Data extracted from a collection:
=====
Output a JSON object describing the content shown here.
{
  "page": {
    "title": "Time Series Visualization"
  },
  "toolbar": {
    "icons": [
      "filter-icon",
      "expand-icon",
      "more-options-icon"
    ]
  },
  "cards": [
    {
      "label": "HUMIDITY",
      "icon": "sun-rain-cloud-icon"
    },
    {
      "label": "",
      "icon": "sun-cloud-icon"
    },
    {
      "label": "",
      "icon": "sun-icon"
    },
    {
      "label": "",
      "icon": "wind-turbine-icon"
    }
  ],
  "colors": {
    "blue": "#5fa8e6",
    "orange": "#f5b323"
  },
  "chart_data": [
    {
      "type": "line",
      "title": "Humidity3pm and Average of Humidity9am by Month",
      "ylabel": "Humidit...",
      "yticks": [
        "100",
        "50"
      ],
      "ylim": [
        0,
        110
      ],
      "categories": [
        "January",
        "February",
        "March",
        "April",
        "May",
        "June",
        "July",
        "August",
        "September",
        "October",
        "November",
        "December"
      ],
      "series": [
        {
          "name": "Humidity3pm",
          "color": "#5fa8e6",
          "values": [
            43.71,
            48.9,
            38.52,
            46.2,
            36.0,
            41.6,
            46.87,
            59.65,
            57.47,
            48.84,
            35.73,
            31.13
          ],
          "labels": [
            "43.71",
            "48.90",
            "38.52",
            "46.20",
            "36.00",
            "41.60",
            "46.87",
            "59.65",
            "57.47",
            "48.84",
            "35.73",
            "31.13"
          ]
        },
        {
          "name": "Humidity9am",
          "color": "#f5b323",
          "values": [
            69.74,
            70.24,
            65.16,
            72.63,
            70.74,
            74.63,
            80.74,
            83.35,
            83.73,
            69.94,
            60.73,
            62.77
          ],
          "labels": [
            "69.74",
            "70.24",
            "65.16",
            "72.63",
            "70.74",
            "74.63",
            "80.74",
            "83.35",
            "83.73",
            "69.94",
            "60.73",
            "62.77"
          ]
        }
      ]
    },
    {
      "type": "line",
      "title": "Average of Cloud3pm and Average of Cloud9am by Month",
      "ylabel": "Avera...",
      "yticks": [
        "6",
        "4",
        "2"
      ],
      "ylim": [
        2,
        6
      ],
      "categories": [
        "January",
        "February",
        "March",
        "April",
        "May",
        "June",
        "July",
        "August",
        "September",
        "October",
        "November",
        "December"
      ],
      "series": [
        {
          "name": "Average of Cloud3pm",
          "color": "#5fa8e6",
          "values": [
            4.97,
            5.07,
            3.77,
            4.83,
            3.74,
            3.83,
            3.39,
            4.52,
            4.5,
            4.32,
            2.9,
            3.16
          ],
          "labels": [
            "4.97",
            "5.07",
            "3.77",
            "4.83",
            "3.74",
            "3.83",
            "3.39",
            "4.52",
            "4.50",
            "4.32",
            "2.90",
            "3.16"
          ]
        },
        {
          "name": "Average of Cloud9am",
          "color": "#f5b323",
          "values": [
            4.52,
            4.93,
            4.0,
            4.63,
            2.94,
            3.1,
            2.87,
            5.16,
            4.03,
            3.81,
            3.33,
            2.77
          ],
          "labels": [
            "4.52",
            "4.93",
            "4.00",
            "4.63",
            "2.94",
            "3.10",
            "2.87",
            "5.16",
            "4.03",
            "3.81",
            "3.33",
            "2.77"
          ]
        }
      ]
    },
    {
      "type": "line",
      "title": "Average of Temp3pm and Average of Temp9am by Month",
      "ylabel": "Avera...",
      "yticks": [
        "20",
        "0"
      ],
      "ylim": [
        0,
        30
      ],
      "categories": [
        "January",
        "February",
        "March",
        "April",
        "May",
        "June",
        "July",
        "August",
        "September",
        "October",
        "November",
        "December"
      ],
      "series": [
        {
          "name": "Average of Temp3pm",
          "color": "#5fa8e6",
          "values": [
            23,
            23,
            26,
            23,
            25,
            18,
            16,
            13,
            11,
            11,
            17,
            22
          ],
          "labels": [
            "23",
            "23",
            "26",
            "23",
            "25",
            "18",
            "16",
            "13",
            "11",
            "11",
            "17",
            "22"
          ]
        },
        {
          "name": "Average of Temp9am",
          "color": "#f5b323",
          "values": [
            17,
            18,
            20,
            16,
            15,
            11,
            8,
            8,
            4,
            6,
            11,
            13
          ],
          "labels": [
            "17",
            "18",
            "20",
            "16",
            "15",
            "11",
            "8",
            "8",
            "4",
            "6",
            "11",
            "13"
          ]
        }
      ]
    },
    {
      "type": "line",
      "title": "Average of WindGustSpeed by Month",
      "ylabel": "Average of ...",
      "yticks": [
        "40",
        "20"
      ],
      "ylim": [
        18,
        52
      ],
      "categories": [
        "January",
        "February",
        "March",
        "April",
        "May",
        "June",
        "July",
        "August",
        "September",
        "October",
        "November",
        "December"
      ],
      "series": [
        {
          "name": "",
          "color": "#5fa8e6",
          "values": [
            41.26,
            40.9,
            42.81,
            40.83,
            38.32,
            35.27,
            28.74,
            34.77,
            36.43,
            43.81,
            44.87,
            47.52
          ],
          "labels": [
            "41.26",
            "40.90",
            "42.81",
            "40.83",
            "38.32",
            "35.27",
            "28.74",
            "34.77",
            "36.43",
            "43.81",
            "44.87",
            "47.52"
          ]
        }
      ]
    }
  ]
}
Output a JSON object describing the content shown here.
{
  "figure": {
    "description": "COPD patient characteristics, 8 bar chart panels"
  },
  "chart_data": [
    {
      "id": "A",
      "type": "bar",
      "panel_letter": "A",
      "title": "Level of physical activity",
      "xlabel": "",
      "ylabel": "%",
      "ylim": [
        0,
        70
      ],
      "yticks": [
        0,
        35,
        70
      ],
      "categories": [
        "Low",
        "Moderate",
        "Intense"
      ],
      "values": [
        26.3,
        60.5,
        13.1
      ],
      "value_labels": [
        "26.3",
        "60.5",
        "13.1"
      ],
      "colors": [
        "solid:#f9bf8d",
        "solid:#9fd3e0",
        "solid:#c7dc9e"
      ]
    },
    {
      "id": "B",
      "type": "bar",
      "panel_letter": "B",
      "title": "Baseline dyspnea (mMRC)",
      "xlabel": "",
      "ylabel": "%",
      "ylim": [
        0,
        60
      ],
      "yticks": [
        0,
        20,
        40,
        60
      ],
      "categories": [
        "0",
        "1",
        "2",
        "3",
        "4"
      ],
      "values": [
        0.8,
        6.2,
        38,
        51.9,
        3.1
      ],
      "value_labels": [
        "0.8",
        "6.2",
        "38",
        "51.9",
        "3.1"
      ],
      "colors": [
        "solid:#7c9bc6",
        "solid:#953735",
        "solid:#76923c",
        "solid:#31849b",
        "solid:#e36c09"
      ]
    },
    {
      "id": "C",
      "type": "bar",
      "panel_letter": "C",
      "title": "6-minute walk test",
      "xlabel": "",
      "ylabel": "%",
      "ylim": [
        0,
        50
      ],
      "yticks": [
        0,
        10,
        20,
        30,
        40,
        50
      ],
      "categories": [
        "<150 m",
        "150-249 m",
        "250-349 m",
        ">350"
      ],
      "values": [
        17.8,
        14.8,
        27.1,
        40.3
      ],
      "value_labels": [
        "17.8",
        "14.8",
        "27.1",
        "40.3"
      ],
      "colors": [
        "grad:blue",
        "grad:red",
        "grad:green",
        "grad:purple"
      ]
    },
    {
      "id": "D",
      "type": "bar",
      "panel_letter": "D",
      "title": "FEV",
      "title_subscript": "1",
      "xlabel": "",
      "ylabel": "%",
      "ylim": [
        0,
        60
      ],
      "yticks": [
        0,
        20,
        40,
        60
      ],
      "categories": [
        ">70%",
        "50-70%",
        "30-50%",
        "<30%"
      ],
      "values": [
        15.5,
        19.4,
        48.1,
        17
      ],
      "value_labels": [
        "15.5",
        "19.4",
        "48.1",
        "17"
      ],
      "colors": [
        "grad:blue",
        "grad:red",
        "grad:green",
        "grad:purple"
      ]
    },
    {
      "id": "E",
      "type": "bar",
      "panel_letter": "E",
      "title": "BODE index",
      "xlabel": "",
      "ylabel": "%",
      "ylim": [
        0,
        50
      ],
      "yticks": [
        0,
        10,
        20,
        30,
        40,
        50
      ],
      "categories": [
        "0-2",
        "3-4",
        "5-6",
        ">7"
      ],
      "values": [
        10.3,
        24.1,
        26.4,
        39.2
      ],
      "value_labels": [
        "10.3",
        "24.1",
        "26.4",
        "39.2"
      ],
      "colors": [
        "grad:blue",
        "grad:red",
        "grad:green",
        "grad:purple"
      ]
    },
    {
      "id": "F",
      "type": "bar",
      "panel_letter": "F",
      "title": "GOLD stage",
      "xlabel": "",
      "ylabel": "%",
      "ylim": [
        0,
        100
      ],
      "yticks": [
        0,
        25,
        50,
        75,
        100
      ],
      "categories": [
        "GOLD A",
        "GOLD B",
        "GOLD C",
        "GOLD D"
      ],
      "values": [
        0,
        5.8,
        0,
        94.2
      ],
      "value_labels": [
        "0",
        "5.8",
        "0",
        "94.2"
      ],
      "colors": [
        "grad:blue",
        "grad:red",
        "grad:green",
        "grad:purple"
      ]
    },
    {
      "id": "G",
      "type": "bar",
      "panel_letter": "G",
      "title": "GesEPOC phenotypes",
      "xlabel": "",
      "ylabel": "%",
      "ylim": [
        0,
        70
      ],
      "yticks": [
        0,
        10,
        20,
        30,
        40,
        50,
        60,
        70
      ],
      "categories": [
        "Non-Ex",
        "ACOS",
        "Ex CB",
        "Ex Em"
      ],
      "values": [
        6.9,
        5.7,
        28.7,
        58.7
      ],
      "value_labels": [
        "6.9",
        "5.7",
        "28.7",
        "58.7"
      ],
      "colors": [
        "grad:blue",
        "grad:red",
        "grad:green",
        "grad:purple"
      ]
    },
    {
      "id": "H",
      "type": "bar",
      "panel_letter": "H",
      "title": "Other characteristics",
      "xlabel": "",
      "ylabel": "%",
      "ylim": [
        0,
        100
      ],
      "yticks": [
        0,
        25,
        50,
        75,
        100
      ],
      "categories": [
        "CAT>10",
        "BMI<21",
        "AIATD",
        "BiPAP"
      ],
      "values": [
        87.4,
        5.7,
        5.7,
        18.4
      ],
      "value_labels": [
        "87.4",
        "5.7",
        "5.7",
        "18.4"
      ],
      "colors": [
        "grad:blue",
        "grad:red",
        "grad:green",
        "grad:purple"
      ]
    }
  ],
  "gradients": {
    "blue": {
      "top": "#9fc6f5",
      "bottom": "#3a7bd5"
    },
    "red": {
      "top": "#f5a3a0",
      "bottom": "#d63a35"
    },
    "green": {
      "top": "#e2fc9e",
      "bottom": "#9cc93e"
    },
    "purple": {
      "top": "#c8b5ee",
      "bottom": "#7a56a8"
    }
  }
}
=====
Your goal: Look over the listing above. Pick out and copy every line that includes "characteristics".

Task output:
    "description": "COPD patient characteristics, 8 bar chart panels"
      "title": "Other characteristics",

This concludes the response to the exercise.